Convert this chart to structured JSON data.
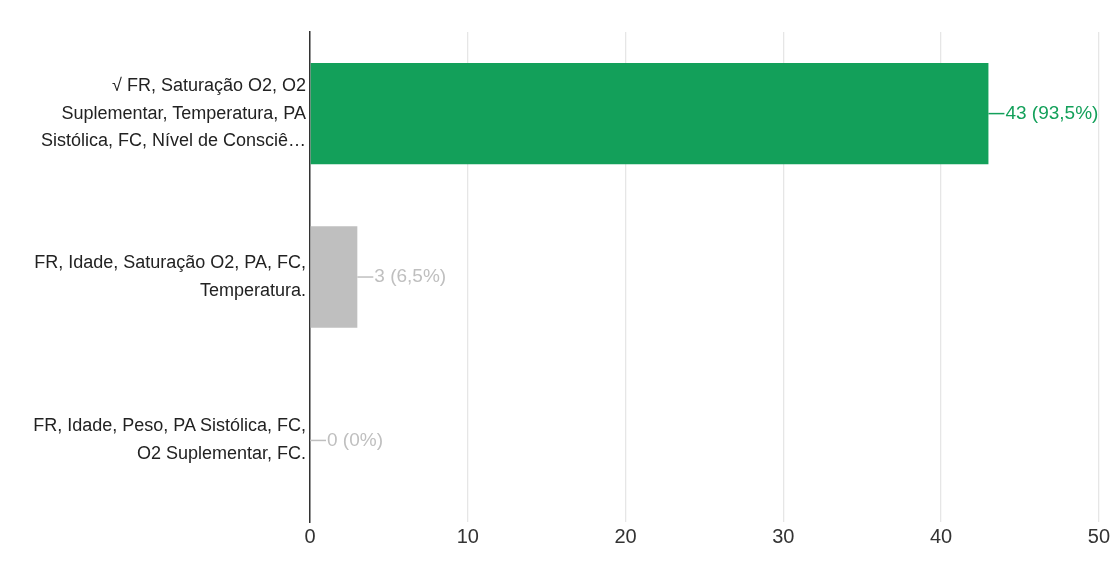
{
  "chart_data": {
    "type": "bar",
    "orientation": "horizontal",
    "categories": [
      "√ FR, Saturação O2, O2 Suplementar, Temperatura, PA Sistólica, FC, Nível de Consciê…",
      "FR, Idade, Saturação O2, PA, FC, Temperatura.",
      "FR, Idade, Peso, PA Sistólica, FC, O2 Suplementar, FC."
    ],
    "values": [
      43,
      3,
      0
    ],
    "colors": [
      "#13a05a",
      "#bfbfbf",
      "#bfbfbf"
    ],
    "value_labels": [
      "43 (93,5%)",
      "3 (6,5%)",
      "0 (0%)"
    ],
    "xlim": [
      0,
      50
    ],
    "xticks": [
      0,
      10,
      20,
      30,
      40,
      50
    ],
    "grid": "x",
    "legend": false
  }
}
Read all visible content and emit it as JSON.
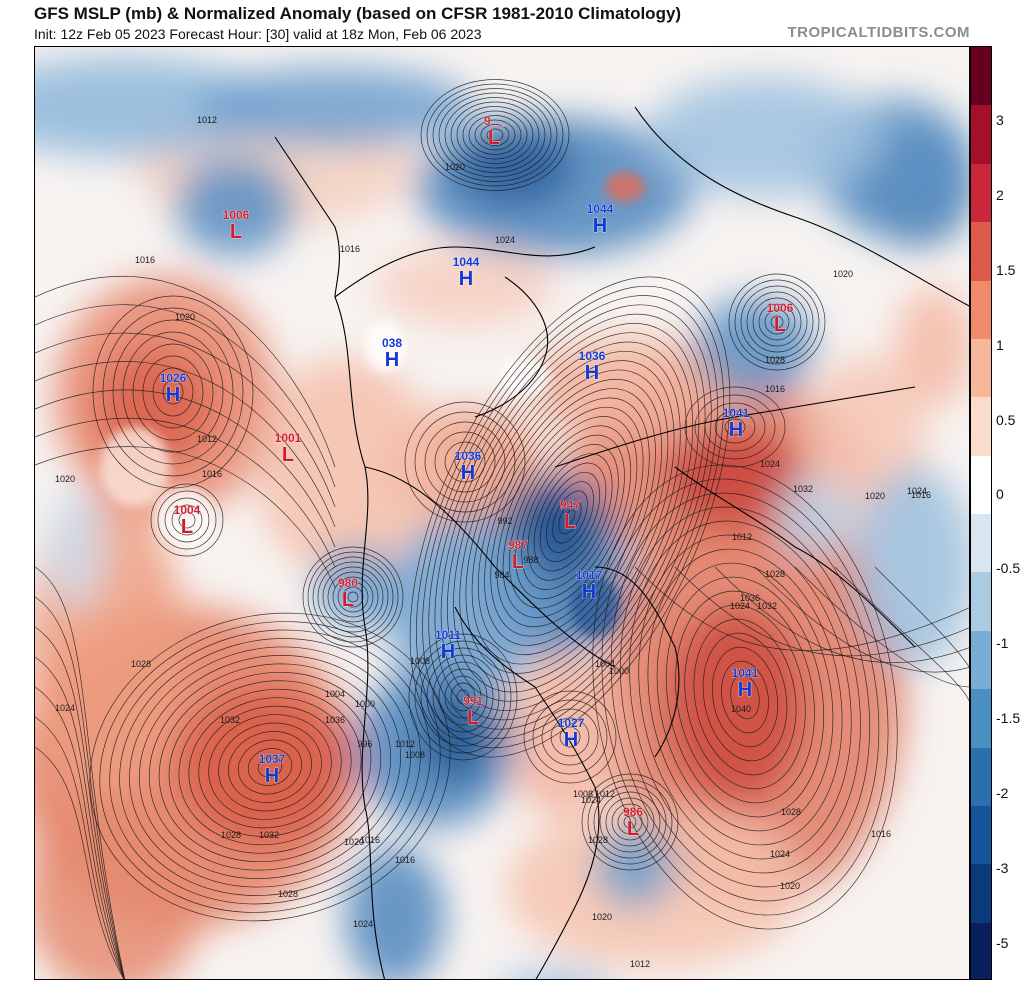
{
  "header": {
    "title": "GFS MSLP (mb) & Normalized Anomaly (based on CFSR 1981-2010 Climatology)",
    "subtitle": "Init: 12z Feb 05 2023   Forecast Hour: [30]   valid at 18z Mon, Feb 06 2023",
    "brand": "TROPICALTIDBITS.COM"
  },
  "colorbar": {
    "ticks": [
      "3",
      "2",
      "1.5",
      "1",
      "0.5",
      "0",
      "-0.5",
      "-1",
      "-1.5",
      "-2",
      "-3",
      "-5"
    ],
    "colors": [
      "#67001f",
      "#a50f2a",
      "#c9283a",
      "#de5a4c",
      "#ef8a6a",
      "#f6b79a",
      "#fbdccb",
      "#ffffff",
      "#d7e6f1",
      "#aacbe2",
      "#78aed3",
      "#4a8fc2",
      "#2a6fae",
      "#15539a",
      "#0b3a7c",
      "#08205c"
    ]
  },
  "map": {
    "pressure_systems": [
      {
        "type": "H",
        "value": "1026"
      },
      {
        "type": "L",
        "value": "1001"
      },
      {
        "type": "L",
        "value": "1004"
      },
      {
        "type": "L",
        "value": "1006"
      },
      {
        "type": "L",
        "value": "9__"
      },
      {
        "type": "H",
        "value": "1044"
      },
      {
        "type": "H",
        "value": "1044"
      },
      {
        "type": "H",
        "value": "038"
      },
      {
        "type": "H",
        "value": "1036"
      },
      {
        "type": "L",
        "value": "1006"
      },
      {
        "type": "H",
        "value": "1041"
      },
      {
        "type": "H",
        "value": "1036"
      },
      {
        "type": "L",
        "value": "947"
      },
      {
        "type": "L",
        "value": "987"
      },
      {
        "type": "H",
        "value": "1017"
      },
      {
        "type": "L",
        "value": "980"
      },
      {
        "type": "H",
        "value": "1011"
      },
      {
        "type": "L",
        "value": "991"
      },
      {
        "type": "H",
        "value": "1027"
      },
      {
        "type": "L",
        "value": "986"
      },
      {
        "type": "H",
        "value": "1041"
      },
      {
        "type": "H",
        "value": "1037"
      }
    ],
    "isobar_labels": [
      "1012",
      "1016",
      "1020",
      "1016",
      "1024",
      "1020",
      "1012",
      "1016",
      "1020",
      "1024",
      "1028",
      "1032",
      "1036",
      "1028",
      "1040",
      "1028",
      "1024",
      "1020",
      "1016",
      "1024",
      "1028",
      "1032",
      "1024",
      "1012",
      "1016",
      "1028",
      "1020",
      "1024",
      "1032",
      "1028",
      "1024",
      "1020",
      "1016",
      "1008",
      "1004",
      "1000",
      "996",
      "992",
      "988",
      "984",
      "1008",
      "1012",
      "1016",
      "1020",
      "1004",
      "1000",
      "1012",
      "1008",
      "1024",
      "1028",
      "1036",
      "1032",
      "1020",
      "1016",
      "1012"
    ]
  }
}
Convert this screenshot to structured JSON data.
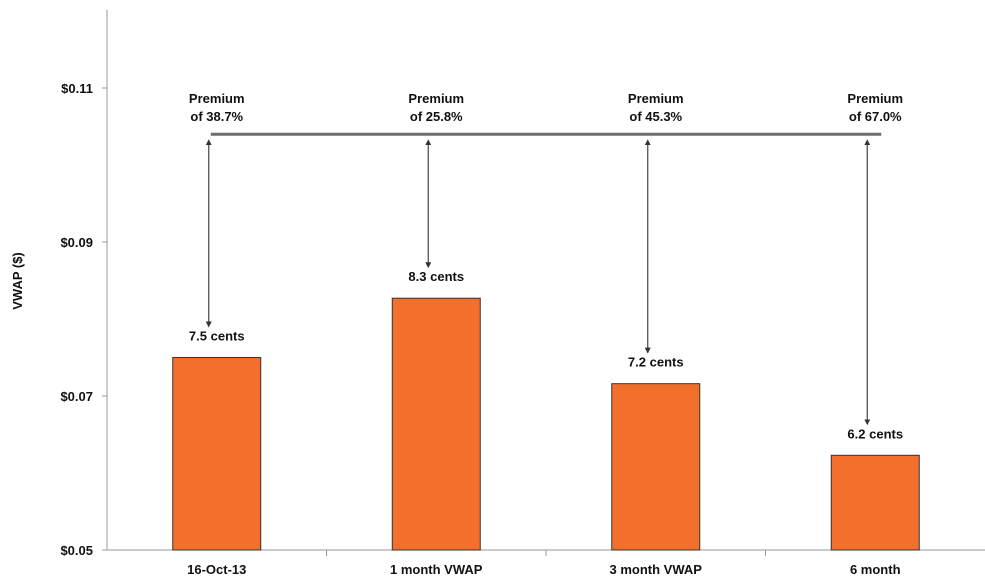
{
  "chart_data": {
    "type": "bar",
    "ylabel": "VWAP ($)",
    "xlabel": "",
    "title": "",
    "categories": [
      "16-Oct-13",
      "1 month VWAP",
      "3 month VWAP",
      "6 month"
    ],
    "values": [
      0.075,
      0.0827,
      0.0716,
      0.0623
    ],
    "bar_labels": [
      "7.5 cents",
      "8.3 cents",
      "7.2 cents",
      "6.2 cents"
    ],
    "ylim": [
      0.05,
      0.11
    ],
    "yticks": [
      0.05,
      0.07,
      0.09,
      0.11
    ],
    "ytick_labels": [
      "$0.05",
      "$0.07",
      "$0.09",
      "$0.11"
    ],
    "offer_price": 0.104,
    "premium_labels": [
      [
        "Premium",
        "of 38.7%"
      ],
      [
        "Premium",
        "of 25.8%"
      ],
      [
        "Premium",
        "of 45.3%"
      ],
      [
        "Premium",
        "of 67.0%"
      ]
    ],
    "colors": {
      "bar": "#F26F2C",
      "bar_edge": "#333333",
      "axis": "#999999",
      "reference_line": "#6e6e6e",
      "arrow": "#444444"
    },
    "grid": false
  }
}
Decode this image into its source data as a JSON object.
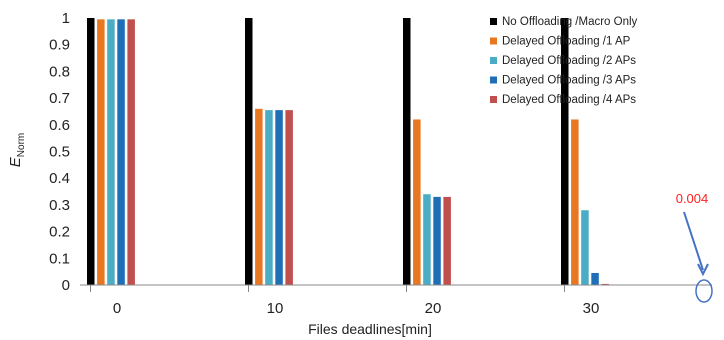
{
  "chart_data": {
    "type": "bar",
    "categories": [
      "0",
      "10",
      "20",
      "30"
    ],
    "xlabel": "Files deadlines[min]",
    "ylabel_main": "E",
    "ylabel_sub": "Norm",
    "ylim": [
      0,
      1
    ],
    "yticks": [
      "0",
      "0.1",
      "0.2",
      "0.3",
      "0.4",
      "0.5",
      "0.6",
      "0.7",
      "0.8",
      "0.9",
      "1"
    ],
    "grid": false,
    "legend_position": "top-right",
    "series": [
      {
        "name": "No Offloading /Macro Only",
        "color": "#000000",
        "values": [
          1.0,
          1.0,
          1.0,
          1.0
        ]
      },
      {
        "name": "Delayed Offloading /1 AP",
        "color": "#E87722",
        "values": [
          0.995,
          0.66,
          0.62,
          0.62
        ]
      },
      {
        "name": "Delayed Offloading /2 APs",
        "color": "#4BACC6",
        "values": [
          0.995,
          0.655,
          0.34,
          0.28
        ]
      },
      {
        "name": "Delayed Offloading /3 APs",
        "color": "#1F6FB8",
        "values": [
          0.995,
          0.655,
          0.33,
          0.045
        ]
      },
      {
        "name": "Delayed Offloading /4 APs",
        "color": "#C0504D",
        "values": [
          0.995,
          0.655,
          0.33,
          0.004
        ]
      }
    ],
    "annotation": {
      "text": "0.004",
      "color": "#FF2020",
      "arrow_color": "#4472C4"
    }
  }
}
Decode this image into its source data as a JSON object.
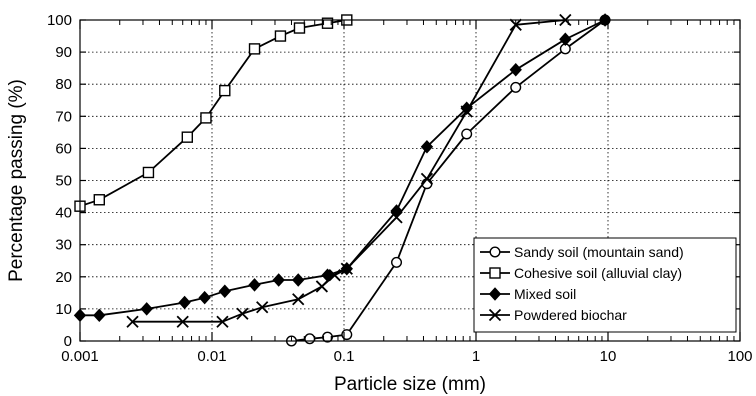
{
  "chart_data": {
    "type": "scatter",
    "title": "",
    "xlabel": "Particle size (mm)",
    "ylabel": "Percentage passing (%)",
    "xscale": "log",
    "xlim": [
      0.001,
      100
    ],
    "ylim": [
      0,
      100
    ],
    "grid": true,
    "legend_position": "bottom-right",
    "x_ticks": [
      {
        "value": 0.001,
        "label": "0.001"
      },
      {
        "value": 0.01,
        "label": "0.01"
      },
      {
        "value": 0.1,
        "label": "0.1"
      },
      {
        "value": 1,
        "label": "1"
      },
      {
        "value": 10,
        "label": "10"
      },
      {
        "value": 100,
        "label": "100"
      }
    ],
    "y_ticks": [
      {
        "value": 0,
        "label": "0"
      },
      {
        "value": 10,
        "label": "10"
      },
      {
        "value": 20,
        "label": "20"
      },
      {
        "value": 30,
        "label": "30"
      },
      {
        "value": 40,
        "label": "40"
      },
      {
        "value": 50,
        "label": "50"
      },
      {
        "value": 60,
        "label": "60"
      },
      {
        "value": 70,
        "label": "70"
      },
      {
        "value": 80,
        "label": "80"
      },
      {
        "value": 90,
        "label": "90"
      },
      {
        "value": 100,
        "label": "100"
      }
    ],
    "series": [
      {
        "name": "Sandy soil (mountain sand)",
        "marker": "circle-open",
        "points": [
          [
            0.04,
            0
          ],
          [
            0.055,
            0.7
          ],
          [
            0.075,
            1.2
          ],
          [
            0.105,
            2
          ],
          [
            0.25,
            24.5
          ],
          [
            0.425,
            49
          ],
          [
            0.85,
            64.5
          ],
          [
            2,
            79
          ],
          [
            4.75,
            91
          ],
          [
            9.5,
            100
          ]
        ]
      },
      {
        "name": "Cohesive soil (alluvial clay)",
        "marker": "square-open",
        "points": [
          [
            0.001,
            42
          ],
          [
            0.0014,
            44
          ],
          [
            0.0033,
            52.5
          ],
          [
            0.0065,
            63.5
          ],
          [
            0.009,
            69.5
          ],
          [
            0.0125,
            78
          ],
          [
            0.021,
            91
          ],
          [
            0.033,
            95
          ],
          [
            0.046,
            97.5
          ],
          [
            0.075,
            99
          ],
          [
            0.105,
            100
          ]
        ]
      },
      {
        "name": "Mixed soil",
        "marker": "diamond-filled",
        "points": [
          [
            0.001,
            8
          ],
          [
            0.0014,
            8
          ],
          [
            0.0032,
            10
          ],
          [
            0.0062,
            12
          ],
          [
            0.0088,
            13.5
          ],
          [
            0.0125,
            15.5
          ],
          [
            0.021,
            17.5
          ],
          [
            0.032,
            19
          ],
          [
            0.045,
            19
          ],
          [
            0.075,
            20.5
          ],
          [
            0.105,
            22.5
          ],
          [
            0.25,
            40.5
          ],
          [
            0.425,
            60.5
          ],
          [
            0.85,
            72.5
          ],
          [
            2,
            84.5
          ],
          [
            4.75,
            94
          ],
          [
            9.5,
            100
          ]
        ]
      },
      {
        "name": "Powdered biochar",
        "marker": "x-cross",
        "points": [
          [
            0.0025,
            6
          ],
          [
            0.006,
            6
          ],
          [
            0.012,
            6
          ],
          [
            0.017,
            8.5
          ],
          [
            0.024,
            10.5
          ],
          [
            0.045,
            13
          ],
          [
            0.068,
            17
          ],
          [
            0.085,
            20.5
          ],
          [
            0.105,
            22.5
          ],
          [
            0.25,
            38.5
          ],
          [
            0.425,
            50.5
          ],
          [
            0.85,
            71.5
          ],
          [
            2,
            98.5
          ],
          [
            4.75,
            100
          ]
        ]
      }
    ]
  }
}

####################

## EXERCISE DESCRIPTION
Locate and copy each line in the data above that includes the word "JSON".

## THE RESPONSE
Convert this chart to structured JSON data.
Read all visible content and emit it as JSON.
Convert this screenshot to structured JSON data.
Decode this image into its source data as a JSON object.
Decode this image into its source data as a JSON object.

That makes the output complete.